> Some records:
----------------

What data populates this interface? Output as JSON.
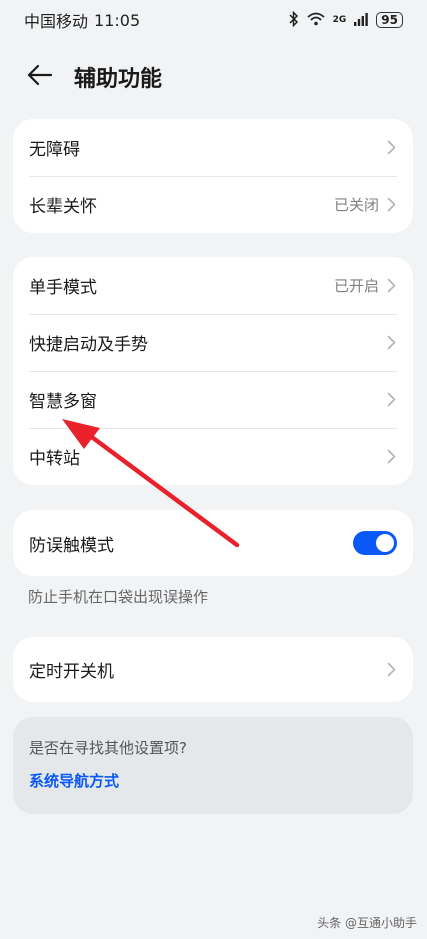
{
  "status_bar": {
    "carrier": "中国移动",
    "time": "11:05",
    "network": "2G",
    "battery": "95"
  },
  "header": {
    "title": "辅助功能"
  },
  "group1": [
    {
      "label": "无障碍",
      "value": ""
    },
    {
      "label": "长辈关怀",
      "value": "已关闭"
    }
  ],
  "group2": [
    {
      "label": "单手模式",
      "value": "已开启"
    },
    {
      "label": "快捷启动及手势",
      "value": ""
    },
    {
      "label": "智慧多窗",
      "value": ""
    },
    {
      "label": "中转站",
      "value": ""
    }
  ],
  "mistouch": {
    "label": "防误触模式",
    "enabled": true,
    "hint": "防止手机在口袋出现误操作"
  },
  "group3": [
    {
      "label": "定时开关机",
      "value": ""
    }
  ],
  "suggest": {
    "question": "是否在寻找其他设置项?",
    "link": "系统导航方式"
  },
  "watermark": "头条 @互通小助手",
  "colors": {
    "background": "#f1f3f5",
    "accent": "#0a59f7",
    "annotation_arrow": "#e8212b"
  },
  "icons": {
    "back": "arrow-left-icon",
    "chevron": "chevron-right-icon",
    "bluetooth": "bluetooth-icon",
    "wifi": "wifi-icon",
    "signal": "signal-icon"
  }
}
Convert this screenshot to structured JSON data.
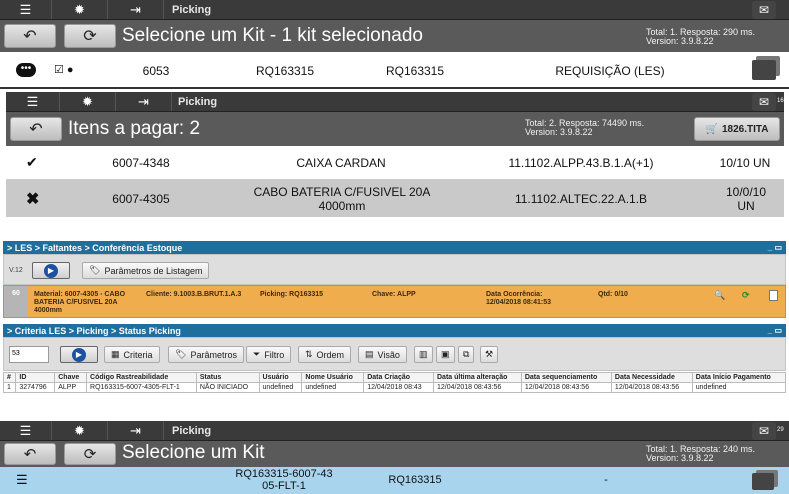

----------------

> Stated problem:
Leave out the pictures and copy everything else in the records word for word.

> The answer:
What data populates this interface? Output as JSON.
{
  "status_bar": {
    "carrier": "中国移动",
    "time": "11:05",
    "network": "2G",
    "battery": "95"
  },
  "header": {
    "title": "辅助功能"
  },
  "group1": [
    {
      "label": "无障碍",
      "value": ""
    },
    {
      "label": "长辈关怀",
      "value": "已关闭"
    }
  ],
  "group2": [
    {
      "label": "单手模式",
      "value": "已开启"
    },
    {
      "label": "快捷启动及手势",
      "value": ""
    },
    {
      "label": "智慧多窗",
      "value": ""
    },
    {
      "label": "中转站",
      "value": ""
    }
  ],
  "mistouch": {
    "label": "防误触模式",
    "enabled": true,
    "hint": "防止手机在口袋出现误操作"
  },
  "group3": [
    {
      "label": "定时开关机",
      "value": ""
    }
  ],
  "suggest": {
    "question": "是否在寻找其他设置项?",
    "link": "系统导航方式"
  },
  "watermark": "头条 @互通小助手",
  "colors": {
    "background": "#f1f3f5",
    "accent": "#0a59f7",
    "annotation_arrow": "#e8212b"
  },
  "icons": {
    "back": "arrow-left-icon",
    "chevron": "chevron-right-icon",
    "bluetooth": "bluetooth-icon",
    "wifi": "wifi-icon",
    "signal": "signal-icon"
  }
}
Convert this screenshot to structured JSON data.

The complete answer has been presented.